*Problem details*:
Output every line below exactly.

*Task inputs*:
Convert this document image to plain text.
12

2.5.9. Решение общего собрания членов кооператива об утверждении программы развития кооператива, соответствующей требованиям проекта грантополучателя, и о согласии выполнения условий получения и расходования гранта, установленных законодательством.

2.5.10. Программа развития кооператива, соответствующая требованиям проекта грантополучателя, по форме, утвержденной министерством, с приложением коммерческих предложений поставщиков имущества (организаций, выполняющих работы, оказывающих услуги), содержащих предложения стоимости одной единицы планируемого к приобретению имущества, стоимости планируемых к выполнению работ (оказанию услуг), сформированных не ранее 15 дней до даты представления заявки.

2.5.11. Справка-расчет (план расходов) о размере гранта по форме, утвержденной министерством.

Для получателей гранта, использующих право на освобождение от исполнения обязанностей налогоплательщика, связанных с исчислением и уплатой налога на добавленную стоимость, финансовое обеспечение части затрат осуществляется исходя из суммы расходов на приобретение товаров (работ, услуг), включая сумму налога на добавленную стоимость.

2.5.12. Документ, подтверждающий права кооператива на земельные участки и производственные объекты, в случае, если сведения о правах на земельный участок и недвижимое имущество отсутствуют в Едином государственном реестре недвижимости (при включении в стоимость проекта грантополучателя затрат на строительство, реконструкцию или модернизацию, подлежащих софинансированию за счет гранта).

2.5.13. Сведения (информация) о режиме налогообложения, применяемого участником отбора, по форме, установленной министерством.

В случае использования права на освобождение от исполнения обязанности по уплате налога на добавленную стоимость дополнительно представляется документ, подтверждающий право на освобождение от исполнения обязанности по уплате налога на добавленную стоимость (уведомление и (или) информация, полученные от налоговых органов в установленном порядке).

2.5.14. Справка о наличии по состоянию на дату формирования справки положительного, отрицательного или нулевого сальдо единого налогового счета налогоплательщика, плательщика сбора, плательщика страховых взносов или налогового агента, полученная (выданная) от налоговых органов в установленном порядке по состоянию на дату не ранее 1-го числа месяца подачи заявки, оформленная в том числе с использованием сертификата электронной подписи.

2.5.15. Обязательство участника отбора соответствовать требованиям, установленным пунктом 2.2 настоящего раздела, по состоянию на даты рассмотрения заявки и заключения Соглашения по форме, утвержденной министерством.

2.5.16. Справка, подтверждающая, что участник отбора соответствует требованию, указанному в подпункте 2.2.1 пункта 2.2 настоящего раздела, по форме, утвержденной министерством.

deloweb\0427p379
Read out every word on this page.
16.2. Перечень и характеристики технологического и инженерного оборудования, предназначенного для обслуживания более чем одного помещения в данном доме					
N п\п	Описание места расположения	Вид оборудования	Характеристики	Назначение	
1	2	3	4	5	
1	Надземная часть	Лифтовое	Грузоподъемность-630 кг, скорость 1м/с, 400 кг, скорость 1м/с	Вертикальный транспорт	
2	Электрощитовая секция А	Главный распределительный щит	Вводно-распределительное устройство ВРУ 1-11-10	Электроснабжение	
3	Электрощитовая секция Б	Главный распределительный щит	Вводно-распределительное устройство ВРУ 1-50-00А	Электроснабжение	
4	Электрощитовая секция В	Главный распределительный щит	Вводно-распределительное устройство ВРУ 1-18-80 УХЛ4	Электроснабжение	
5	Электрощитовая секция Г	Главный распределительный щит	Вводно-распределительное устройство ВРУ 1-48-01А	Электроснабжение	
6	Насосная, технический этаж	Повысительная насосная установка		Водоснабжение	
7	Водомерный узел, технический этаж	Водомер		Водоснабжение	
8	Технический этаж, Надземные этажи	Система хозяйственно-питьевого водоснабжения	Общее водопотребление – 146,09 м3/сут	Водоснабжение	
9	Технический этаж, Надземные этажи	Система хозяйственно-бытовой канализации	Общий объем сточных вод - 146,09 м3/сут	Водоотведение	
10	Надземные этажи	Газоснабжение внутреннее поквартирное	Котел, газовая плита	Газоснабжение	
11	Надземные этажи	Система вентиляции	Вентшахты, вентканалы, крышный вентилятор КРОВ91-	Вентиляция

*Output for this exercise*:
Convert this document image to plain text.
12

2.5.9. Решение общего собрания членов кооператива об утверждении программы развития кооператива, соответствующей требованиям проекта грантополучателя, и о согласии выполнения условий получения и расходования гранта, установленных законодательством.

2.5.10. Программа развития кооператива, соответствующая требованиям проекта грантополучателя, по форме, утвержденной министерством, с приложением коммерческих предложений поставщиков имущества (организаций, выполняющих работы, оказывающих услуги), содержащих предложения стоимости одной единицы планируемого к приобретению имущества, стоимости планируемых к выполнению работ (оказанию услуг), сформированных не ранее 15 дней до даты представления заявки.

2.5.11. Справка-расчет (план расходов) о размере гранта по форме, утвержденной министерством.

Для получателей гранта, использующих право на освобождение от исполнения обязанностей налогоплательщика, связанных с исчислением и уплатой налога на добавленную стоимость, финансовое обеспечение части затрат осуществляется исходя из суммы расходов на приобретение товаров (работ, услуг), включая сумму налога на добавленную стоимость.

2.5.12. Документ, подтверждающий права кооператива на земельные участки и производственные объекты, в случае, если сведения о правах на земельный участок и недвижимое имущество отсутствуют в Едином государственном реестре недвижимости (при включении в стоимость проекта грантополучателя затрат на строительство, реконструкцию или модернизацию, подлежащих софинансированию за счет гранта).

2.5.13. Сведения (информация) о режиме налогообложения, применяемого участником отбора, по форме, установленной министерством.

В случае использования права на освобождение от исполнения обязанности по уплате налога на добавленную стоимость дополнительно представляется документ, подтверждающий право на освобождение от исполнения обязанности по уплате налога на добавленную стоимость (уведомление и (или) информация, полученные от налоговых органов в установленном порядке).

2.5.14. Справка о наличии по состоянию на дату формирования справки положительного, отрицательного или нулевого сальдо единого налогового счета налогоплательщика, плательщика сбора, плательщика страховых взносов или налогового агента, полученная (выданная) от налоговых органов в установленном порядке по состоянию на дату не ранее 1-го числа месяца подачи заявки, оформленная в том числе с использованием сертификата электронной подписи.

2.5.15. Обязательство участника отбора соответствовать требованиям, установленным пунктом 2.2 настоящего раздела, по состоянию на даты рассмотрения заявки и заключения Соглашения по форме, утвержденной министерством.

2.5.16. Справка, подтверждающая, что участник отбора соответствует требованию, указанному в подпункте 2.2.1 пункта 2.2 настоящего раздела, по форме, утвержденной министерством.

deloweb\0427p379
Read out every word on this page.
16.2. Перечень и характеристики технологического и инженерного оборудования, предназначенного для обслуживания более чем одного помещения в данном доме					
N п\п	Описание места расположения	Вид оборудования	Характеристики	Назначение	
1	2	3	4	5	
1	Надземная часть	Лифтовое	Грузоподъемность-630 кг, скорость 1м/с, 400 кг, скорость 1м/с	Вертикальный транспорт	
2	Электрощитовая секция А	Главный распределительный щит	Вводно-распределительное устройство ВРУ 1-11-10	Электроснабжение	
3	Электрощитовая секция Б	Главный распределительный щит	Вводно-распределительное устройство ВРУ 1-50-00А	Электроснабжение	
4	Электрощитовая секция В	Главный распределительный щит	Вводно-распределительное устройство ВРУ 1-18-80 УХЛ4	Электроснабжение	
5	Электрощитовая секция Г	Главный распределительный щит	Вводно-распределительное устройство ВРУ 1-48-01А	Электроснабжение	
6	Насосная, технический этаж	Повысительная насосная установка		Водоснабжение	
7	Водомерный узел, технический этаж	Водомер		Водоснабжение	
8	Технический этаж, Надземные этажи	Система хозяйственно-питьевого водоснабжения	Общее водопотребление – 146,09 м3/сут	Водоснабжение	
9	Технический этаж, Надземные этажи	Система хозяйственно-бытовой канализации	Общий объем сточных вод - 146,09 м3/сут	Водоотведение	
10	Надземные этажи	Газоснабжение внутреннее поквартирное	Котел, газовая плита	Газоснабжение	
11	Надземные этажи	Система вентиляции	Вентшахты, вентканалы, крышный вентилятор КРОВ91-	Вентиляция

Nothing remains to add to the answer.